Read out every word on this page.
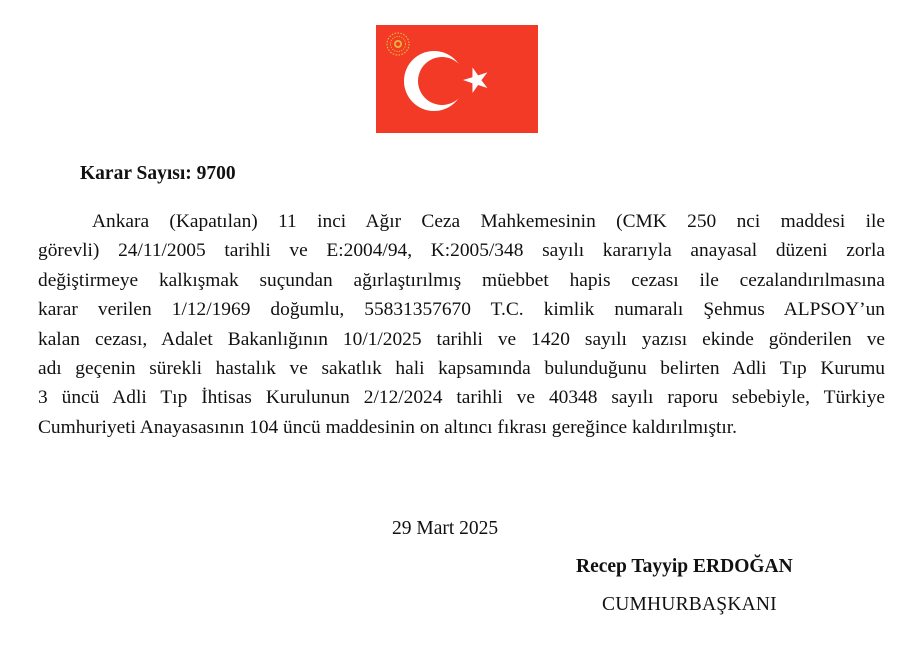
Karar Sayısı: 9700
Ankara (Kapatılan) 11 inci Ağır Ceza Mahkemesinin (CMK 250 nci maddesi ile
görevli) 24/11/2005 tarihli ve E:2004/94, K:2005/348 sayılı kararıyla anayasal düzeni zorla
değiştirmeye kalkışmak suçundan ağırlaştırılmış müebbet hapis cezası ile cezalandırılmasına
karar verilen 1/12/1969 doğumlu, 55831357670 T.C. kimlik numaralı Şehmus ALPSOY’un
kalan cezası, Adalet Bakanlığının 10/1/2025 tarihli ve 1420 sayılı yazısı ekinde gönderilen ve
adı geçenin sürekli hastalık ve sakatlık hali kapsamında bulunduğunu belirten Adli Tıp Kurumu
3 üncü Adli Tıp İhtisas Kurulunun 2/12/2024 tarihli ve 40348 sayılı raporu sebebiyle, Türkiye
Cumhuriyeti Anayasasının 104 üncü maddesinin on altıncı fıkrası gereğince kaldırılmıştır.
29 Mart 2025
Recep Tayyip ERDOĞAN
CUMHURBAŞKANI
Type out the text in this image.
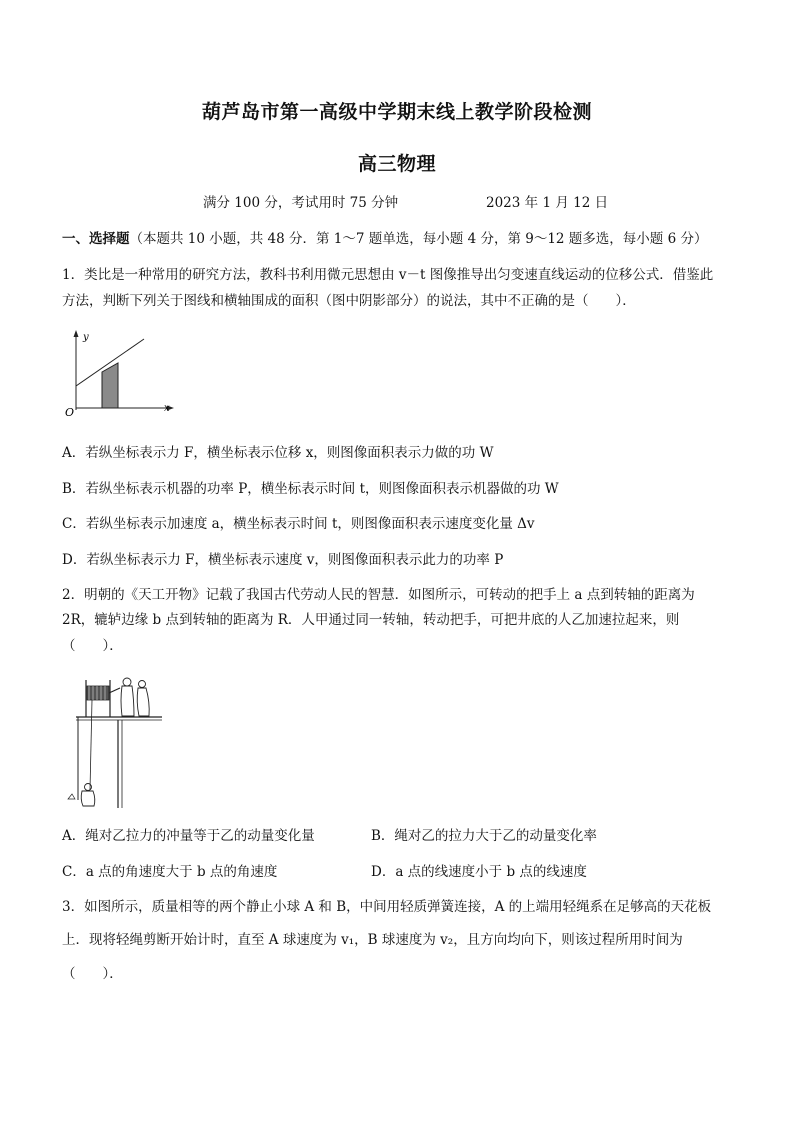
葫芦岛市第一高级中学期末线上教学阶段检测
高三物理
满分 100 分，考试用时 75 分钟	2023 年 1 月 12 日
一、选择题（本题共 10 小题，共 48 分．第 1～7 题单选，每小题 4 分，第 9～12 题多选，每小题 6 分）
1．类比是一种常用的研究方法，教科书利用微元思想由 v－t 图像推导出匀变速直线运动的位移公式．借鉴此
方法，判断下列关于图线和横轴围成的面积（图中阴影部分）的说法，其中不正确的是（　　）．
y
x
O
A．若纵坐标表示力 F，横坐标表示位移 x，则图像面积表示力做的功 W
B．若纵坐标表示机器的功率 P，横坐标表示时间 t，则图像面积表示机器做的功 W
C．若纵坐标表示加速度 a，横坐标表示时间 t，则图像面积表示速度变化量 Δv
D．若纵坐标表示力 F，横坐标表示速度 v，则图像面积表示此力的功率 P
2．明朝的《天工开物》记载了我国古代劳动人民的智慧．如图所示，可转动的把手上 a 点到转轴的距离为
2R，辘轳边缘 b 点到转轴的距离为 R．人甲通过同一转轴，转动把手，可把井底的人乙加速拉起来，则
（　　）．
A．绳对乙拉力的冲量等于乙的动量变化量	B．绳对乙的拉力大于乙的动量变化率
C．a 点的角速度大于 b 点的角速度	D．a 点的线速度小于 b 点的线速度
3．如图所示，质量相等的两个静止小球 A 和 B，中间用轻质弹簧连接，A 的上端用轻绳系在足够高的天花板
上．现将轻绳剪断开始计时，直至 A 球速度为 v₁，B 球速度为 v₂，且方向均向下，则该过程所用时间为
（　　）．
☆ ☆ ☆ ☆ ☆ ☆ ☆
Copy out the lines in which the string "this" appears.

TASK SOLUTION
Read out every word on this page.
Type out the text in this image.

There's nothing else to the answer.